[Items from a dataset]
------------
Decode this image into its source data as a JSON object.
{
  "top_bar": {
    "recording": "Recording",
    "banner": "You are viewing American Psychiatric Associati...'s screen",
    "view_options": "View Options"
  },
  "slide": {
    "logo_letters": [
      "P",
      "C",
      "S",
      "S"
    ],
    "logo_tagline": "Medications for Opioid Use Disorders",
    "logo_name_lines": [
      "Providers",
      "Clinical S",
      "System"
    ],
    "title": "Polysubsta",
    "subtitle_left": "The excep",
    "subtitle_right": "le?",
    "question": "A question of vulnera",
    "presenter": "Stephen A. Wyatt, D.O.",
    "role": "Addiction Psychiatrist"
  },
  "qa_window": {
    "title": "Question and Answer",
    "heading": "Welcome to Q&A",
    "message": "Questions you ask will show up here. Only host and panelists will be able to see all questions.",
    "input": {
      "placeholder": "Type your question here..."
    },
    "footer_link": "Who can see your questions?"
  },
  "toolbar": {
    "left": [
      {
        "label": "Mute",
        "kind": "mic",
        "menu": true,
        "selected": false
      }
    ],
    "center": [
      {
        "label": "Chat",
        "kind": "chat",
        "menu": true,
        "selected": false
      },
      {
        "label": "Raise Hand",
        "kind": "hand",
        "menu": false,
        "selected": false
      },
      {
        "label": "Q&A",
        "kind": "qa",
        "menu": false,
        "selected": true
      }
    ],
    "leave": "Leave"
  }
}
------------
▶ [Exercise instructions]
Return every record above exactly as it appears.

▶ [Reply to the task]
Decode this image into its source data as a JSON object.
{
  "top_bar": {
    "recording": "Recording",
    "banner": "You are viewing American Psychiatric Associati...'s screen",
    "view_options": "View Options"
  },
  "slide": {
    "logo_letters": [
      "P",
      "C",
      "S",
      "S"
    ],
    "logo_tagline": "Medications for Opioid Use Disorders",
    "logo_name_lines": [
      "Providers",
      "Clinical S",
      "System"
    ],
    "title": "Polysubsta",
    "subtitle_left": "The excep",
    "subtitle_right": "le?",
    "question": "A question of vulnera",
    "presenter": "Stephen A. Wyatt, D.O.",
    "role": "Addiction Psychiatrist"
  },
  "qa_window": {
    "title": "Question and Answer",
    "heading": "Welcome to Q&A",
    "message": "Questions you ask will show up here. Only host and panelists will be able to see all questions.",
    "input": {
      "placeholder": "Type your question here..."
    },
    "footer_link": "Who can see your questions?"
  },
  "toolbar": {
    "left": [
      {
        "label": "Mute",
        "kind": "mic",
        "menu": true,
        "selected": false
      }
    ],
    "center": [
      {
        "label": "Chat",
        "kind": "chat",
        "menu": true,
        "selected": false
      },
      {
        "label": "Raise Hand",
        "kind": "hand",
        "menu": false,
        "selected": false
      },
      {
        "label": "Q&A",
        "kind": "qa",
        "menu": false,
        "selected": true
      }
    ],
    "leave": "Leave"
  }
}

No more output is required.